Restate, word for word, all of the material shown below.

+++++

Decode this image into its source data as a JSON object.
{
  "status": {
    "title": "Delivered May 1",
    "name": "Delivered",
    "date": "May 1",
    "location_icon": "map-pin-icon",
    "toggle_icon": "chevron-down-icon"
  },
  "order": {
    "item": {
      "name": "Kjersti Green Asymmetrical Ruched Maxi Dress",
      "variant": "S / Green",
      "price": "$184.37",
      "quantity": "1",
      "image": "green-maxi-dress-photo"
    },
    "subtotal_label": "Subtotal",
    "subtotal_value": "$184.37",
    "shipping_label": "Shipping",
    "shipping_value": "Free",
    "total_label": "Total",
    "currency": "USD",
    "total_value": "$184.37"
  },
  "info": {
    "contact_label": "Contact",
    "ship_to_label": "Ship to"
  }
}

+++++

_OUTPUT_:
Decode this image into its source data as a JSON object.
{
  "status": {
    "title": "Delivered May 1",
    "name": "Delivered",
    "date": "May 1",
    "location_icon": "map-pin-icon",
    "toggle_icon": "chevron-down-icon"
  },
  "order": {
    "item": {
      "name": "Kjersti Green Asymmetrical Ruched Maxi Dress",
      "variant": "S / Green",
      "price": "$184.37",
      "quantity": "1",
      "image": "green-maxi-dress-photo"
    },
    "subtotal_label": "Subtotal",
    "subtotal_value": "$184.37",
    "shipping_label": "Shipping",
    "shipping_value": "Free",
    "total_label": "Total",
    "currency": "USD",
    "total_value": "$184.37"
  },
  "info": {
    "contact_label": "Contact",
    "ship_to_label": "Ship to"
  }
}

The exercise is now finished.